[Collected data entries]
— start —

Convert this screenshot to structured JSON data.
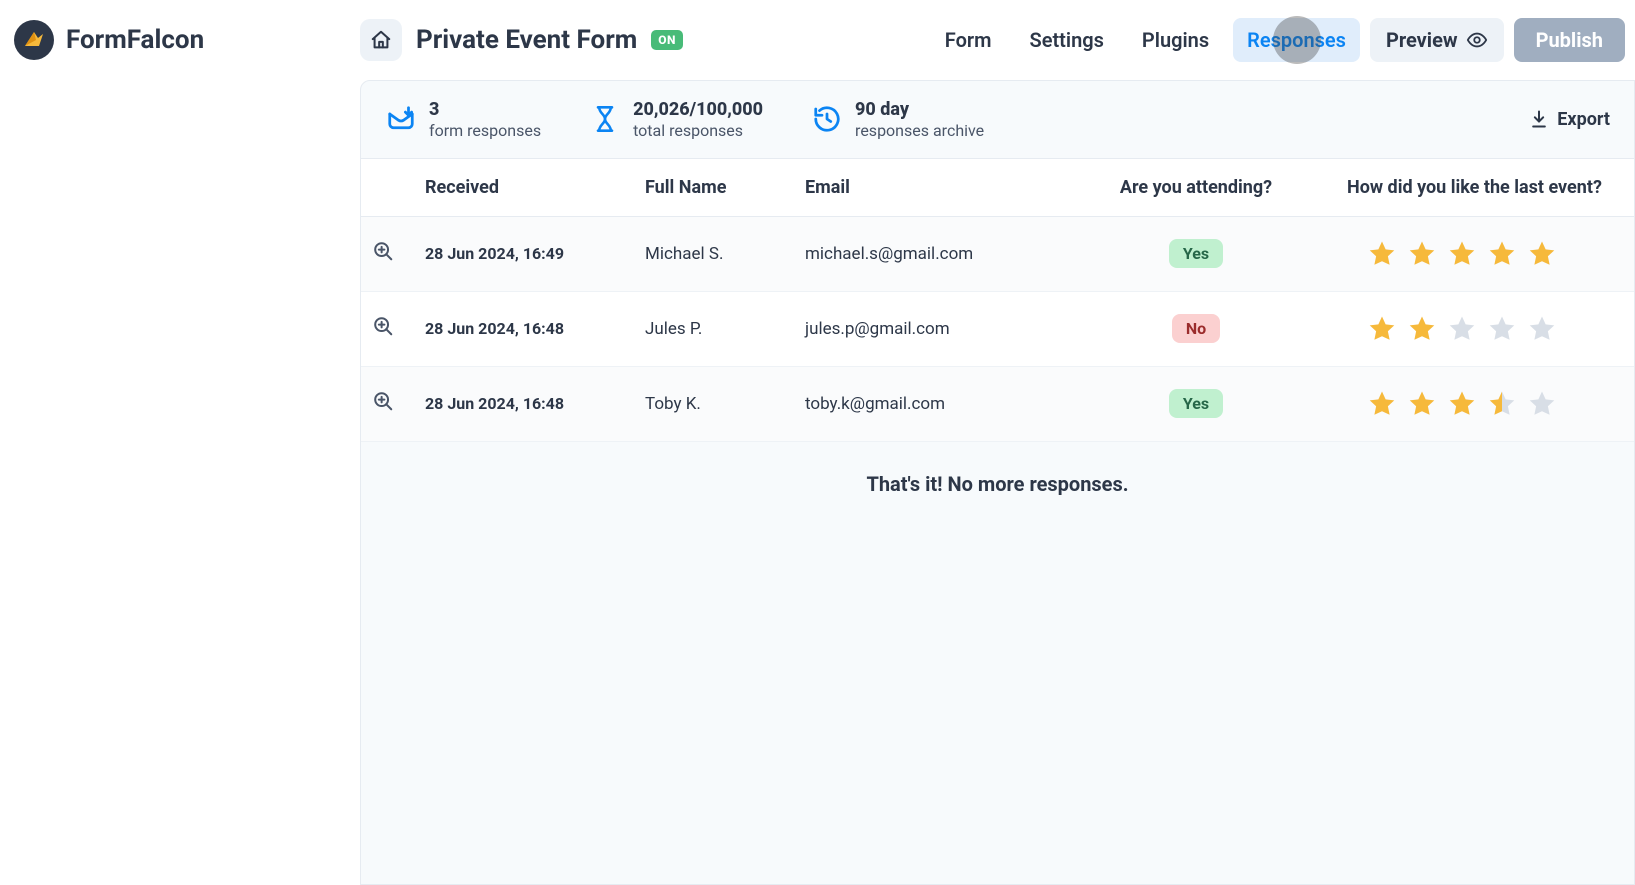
{
  "brand": {
    "name": "FormFalcon"
  },
  "header": {
    "title": "Private Event Form",
    "status_badge": "ON",
    "nav": [
      {
        "key": "form",
        "label": "Form",
        "active": false
      },
      {
        "key": "settings",
        "label": "Settings",
        "active": false
      },
      {
        "key": "plugins",
        "label": "Plugins",
        "active": false
      },
      {
        "key": "responses",
        "label": "Responses",
        "active": true
      }
    ],
    "preview_label": "Preview",
    "publish_label": "Publish"
  },
  "summary": {
    "form_responses": {
      "value": "3",
      "label": "form responses"
    },
    "total_responses": {
      "value": "20,026/100,000",
      "label": "total responses"
    },
    "archive": {
      "value": "90 day",
      "label": "responses archive"
    },
    "export_label": "Export"
  },
  "table": {
    "columns": {
      "received": "Received",
      "full_name": "Full Name",
      "email": "Email",
      "attending": "Are you attending?",
      "rating": "How did you like the last event?"
    },
    "rows": [
      {
        "received": "28 Jun 2024, 16:49",
        "full_name": "Michael S.",
        "email": "michael.s@gmail.com",
        "attending": "Yes",
        "rating": 5
      },
      {
        "received": "28 Jun 2024, 16:48",
        "full_name": "Jules P.",
        "email": "jules.p@gmail.com",
        "attending": "No",
        "rating": 2
      },
      {
        "received": "28 Jun 2024, 16:48",
        "full_name": "Toby K.",
        "email": "toby.k@gmail.com",
        "attending": "Yes",
        "rating": 3.5
      }
    ],
    "end_message": "That's it! No more responses."
  },
  "colors": {
    "accent": "#0b84f3",
    "star_filled": "#f6b93b",
    "star_empty": "#d8dee6",
    "yes_bg": "#c0f0cf",
    "no_bg": "#fbd0d0"
  }
}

— end —

Instruction
The records above are to be quoted exactly, with all pictures left out.

Expected answer
Convert this screenshot to structured JSON data.
{
  "brand": {
    "name": "FormFalcon"
  },
  "header": {
    "title": "Private Event Form",
    "status_badge": "ON",
    "nav": [
      {
        "key": "form",
        "label": "Form",
        "active": false
      },
      {
        "key": "settings",
        "label": "Settings",
        "active": false
      },
      {
        "key": "plugins",
        "label": "Plugins",
        "active": false
      },
      {
        "key": "responses",
        "label": "Responses",
        "active": true
      }
    ],
    "preview_label": "Preview",
    "publish_label": "Publish"
  },
  "summary": {
    "form_responses": {
      "value": "3",
      "label": "form responses"
    },
    "total_responses": {
      "value": "20,026/100,000",
      "label": "total responses"
    },
    "archive": {
      "value": "90 day",
      "label": "responses archive"
    },
    "export_label": "Export"
  },
  "table": {
    "columns": {
      "received": "Received",
      "full_name": "Full Name",
      "email": "Email",
      "attending": "Are you attending?",
      "rating": "How did you like the last event?"
    },
    "rows": [
      {
        "received": "28 Jun 2024, 16:49",
        "full_name": "Michael S.",
        "email": "michael.s@gmail.com",
        "attending": "Yes",
        "rating": 5
      },
      {
        "received": "28 Jun 2024, 16:48",
        "full_name": "Jules P.",
        "email": "jules.p@gmail.com",
        "attending": "No",
        "rating": 2
      },
      {
        "received": "28 Jun 2024, 16:48",
        "full_name": "Toby K.",
        "email": "toby.k@gmail.com",
        "attending": "Yes",
        "rating": 3.5
      }
    ],
    "end_message": "That's it! No more responses."
  },
  "colors": {
    "accent": "#0b84f3",
    "star_filled": "#f6b93b",
    "star_empty": "#d8dee6",
    "yes_bg": "#c0f0cf",
    "no_bg": "#fbd0d0"
  }
}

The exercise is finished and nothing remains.